• Texto mostrado:
○ ○ ○ ○ ○

Y no es que no crea útil e incluso necesaria la capacidad de sensibilizar y seducir a la persona hacia el aprendizaje, no, sino que también cabe preguntarse dónde queda, en esta ecuación, la capacidad para aprender que poseen las personas a las que se dirige la formación y hasta qué punto se tiene en cuenta este factor en el éxito o el fracaso del impacto de una acción destinada al aprendizaje.


De alguna manera, más o menos explícitamente, todos sabemos que aprende quien realmente quiere aprender y que, como con todo, de poco sirven las acrobacias metodológicas o técnicas cuando no existe una voluntad sincera de asimilar algo nuevo o de cambiar.

Es cierto que las metodologías, tecnologías y las habilidades interpersonales de los docentes facilitan el aprendizaje en términos de eficacia y eficiencia pero también sabemos que están supeditadas a la voluntad por aprender que tenga el alumno y que ésta no es tan sólo una condición necesaria sino que incluso llega a ser, por ella misma, suficiente cuando la persona tiene la posibilidad de acceder directamente a la fuente de aprendizaje.

En el afán habitual por reducir a una ecuación operativa, simplificarlo e instrumentalizarlo todo, suele atribuirse la capacidad de aprender a factores tales como el tiempo del que se dispone, la calidad y atractivo de los contenidos, la capacidad analítica de la persona o su receptividad a nuevos enfoques, por poner algunos ejemplos. Pero estos factores adquieren sentido e incluso algunos pierden toda su relevancia cuando la persona quiere realmente aprender.

La capacidad de aprender está directamente relacionada con la consciencia que se tiene de uno mismo y con la capacidad autocrítica y la necesidad de cambio que se deriva de ella. De nada sirve enseñar a quien no cree necesitarlo. Aprende quien quiere incorporar a su haber algo que sabe que no tiene y que desea poseer. Sin una mínima consciencia de esta carencia y un deseo de solucionarla no es posible la permeabilidad y el gasto calórico inherente a todo aprendizaje. Aprender supone cambiar y para ello, uno ha de tener motivos, la autocrítica es la capacidad básica que permite activar el mecanismo íntimo que hace posible cualquier cambio.

○ ○ ○ ○ ○

• Datos extraídos:
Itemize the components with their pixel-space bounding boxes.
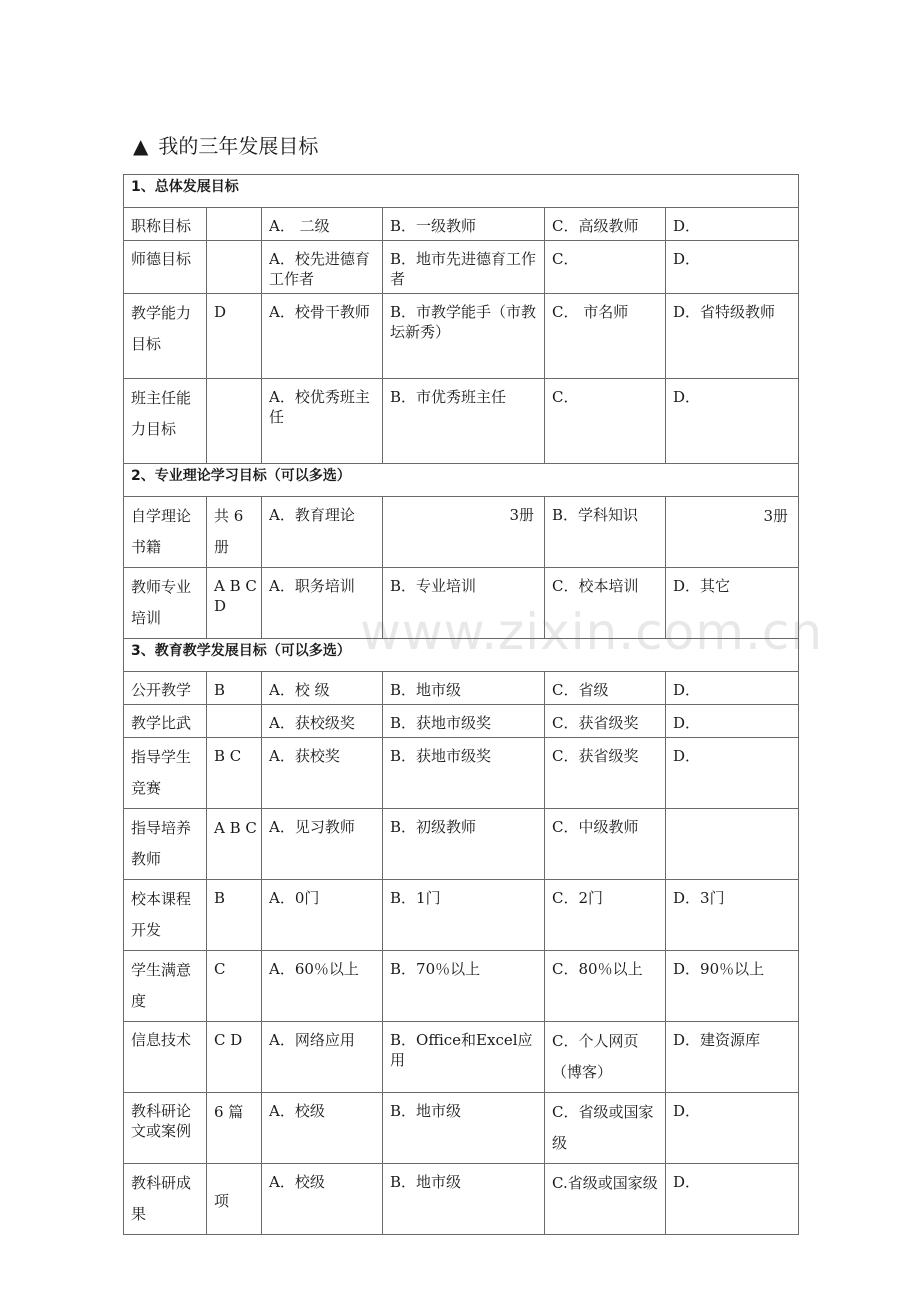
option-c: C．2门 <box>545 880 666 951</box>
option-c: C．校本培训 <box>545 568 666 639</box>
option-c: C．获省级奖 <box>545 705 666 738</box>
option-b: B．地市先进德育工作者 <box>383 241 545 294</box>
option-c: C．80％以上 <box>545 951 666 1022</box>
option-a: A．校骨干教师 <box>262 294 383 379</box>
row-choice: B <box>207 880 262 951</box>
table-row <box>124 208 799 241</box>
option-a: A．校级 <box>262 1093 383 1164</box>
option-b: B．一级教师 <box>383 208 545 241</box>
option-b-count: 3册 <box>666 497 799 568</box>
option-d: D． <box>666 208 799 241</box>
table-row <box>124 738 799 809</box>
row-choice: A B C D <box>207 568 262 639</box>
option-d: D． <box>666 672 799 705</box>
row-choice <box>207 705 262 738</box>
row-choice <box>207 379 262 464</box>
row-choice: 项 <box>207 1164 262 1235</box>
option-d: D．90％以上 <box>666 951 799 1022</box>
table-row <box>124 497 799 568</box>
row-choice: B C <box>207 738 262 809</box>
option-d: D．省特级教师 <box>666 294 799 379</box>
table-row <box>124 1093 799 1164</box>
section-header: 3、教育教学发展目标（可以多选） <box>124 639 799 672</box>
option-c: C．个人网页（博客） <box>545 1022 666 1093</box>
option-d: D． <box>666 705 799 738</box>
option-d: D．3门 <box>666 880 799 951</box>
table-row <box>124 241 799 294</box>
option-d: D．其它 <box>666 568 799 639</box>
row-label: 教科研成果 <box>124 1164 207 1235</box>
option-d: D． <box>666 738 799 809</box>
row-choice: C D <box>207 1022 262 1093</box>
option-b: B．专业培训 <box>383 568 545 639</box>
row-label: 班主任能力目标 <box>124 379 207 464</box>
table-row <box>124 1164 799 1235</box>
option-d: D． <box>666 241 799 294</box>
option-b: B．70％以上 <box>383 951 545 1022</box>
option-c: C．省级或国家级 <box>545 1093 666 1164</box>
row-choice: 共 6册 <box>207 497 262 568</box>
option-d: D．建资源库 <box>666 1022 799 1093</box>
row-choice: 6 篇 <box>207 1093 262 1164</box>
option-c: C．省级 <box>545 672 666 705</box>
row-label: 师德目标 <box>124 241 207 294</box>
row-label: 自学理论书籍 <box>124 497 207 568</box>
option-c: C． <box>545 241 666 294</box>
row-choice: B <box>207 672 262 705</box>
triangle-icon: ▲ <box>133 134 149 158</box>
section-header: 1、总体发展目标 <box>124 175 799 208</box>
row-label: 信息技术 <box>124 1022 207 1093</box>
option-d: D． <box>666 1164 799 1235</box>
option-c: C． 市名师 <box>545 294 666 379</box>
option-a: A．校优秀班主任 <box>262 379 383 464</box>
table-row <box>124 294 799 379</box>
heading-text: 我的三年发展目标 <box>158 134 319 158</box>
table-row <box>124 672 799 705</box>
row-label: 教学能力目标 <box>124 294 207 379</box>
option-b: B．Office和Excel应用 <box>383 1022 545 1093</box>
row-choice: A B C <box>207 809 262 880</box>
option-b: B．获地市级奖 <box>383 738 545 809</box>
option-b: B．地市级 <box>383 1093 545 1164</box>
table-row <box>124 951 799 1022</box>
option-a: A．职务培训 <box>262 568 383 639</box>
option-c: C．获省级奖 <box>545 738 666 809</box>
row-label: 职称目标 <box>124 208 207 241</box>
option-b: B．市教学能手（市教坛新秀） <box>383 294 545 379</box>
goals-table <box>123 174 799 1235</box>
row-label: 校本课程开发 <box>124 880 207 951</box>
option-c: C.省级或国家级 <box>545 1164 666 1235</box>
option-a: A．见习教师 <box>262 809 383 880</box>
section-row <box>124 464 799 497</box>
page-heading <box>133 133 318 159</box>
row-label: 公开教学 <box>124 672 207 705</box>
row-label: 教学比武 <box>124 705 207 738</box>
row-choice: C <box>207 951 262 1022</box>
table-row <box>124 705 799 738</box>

○ ○ ○ ○ ○

• Qué hacer:
Prosigue el texto sobre la voluntad de aprender a partir de la frase con la que termina.

• Resultado obtenido:
Pero la autocrítica comprende un abanico de grados, a lo largo de los cuales se distribuyen todas las personas y que abarcan desde la sensibilidad para detectar y admitir un déficit en una habilidad instrumental hasta la capacidad para reconocer carencias fundamentales en el desarrollo de un rol interpersonal, social o profesional.

Normalmente los primeros niveles de autocrítica son comunes y se pueden hallar fácimente en cualquier persona. Es frecuente y sencillo reconocer poca habilidad en el manejo de una determinada herramienta, lo que no es tan evidente es suponerle a nadie los niveles más profundos de autocrítica como los que se requieren para reconocer poca capacidad de escucha, de empatía, de colaboración, de generosidad o de liderazgo, por citar algunas competencias profesionales consideradas clave en el momento actual.

Muscular la capacidad autocritica y elevarla a la categoría de valor en nuestras organizaciones, aquejadas todavía de la imperiosa necesidad de demostraciones de seguridad o infalibilidad profesional e inmersas, como están, en una cultura [organizativa y social] que sigue viendo en la duda, en la humildad o en el reconocimiento de las propias carencias, un signo de debilidad, debiera ser un reto para cualquier modelo de aprendizaje que se quiera impulsar. Y más cuando la formación suele ser, paradójicamente, la herramienta utilizada para vehiculizar el cambio.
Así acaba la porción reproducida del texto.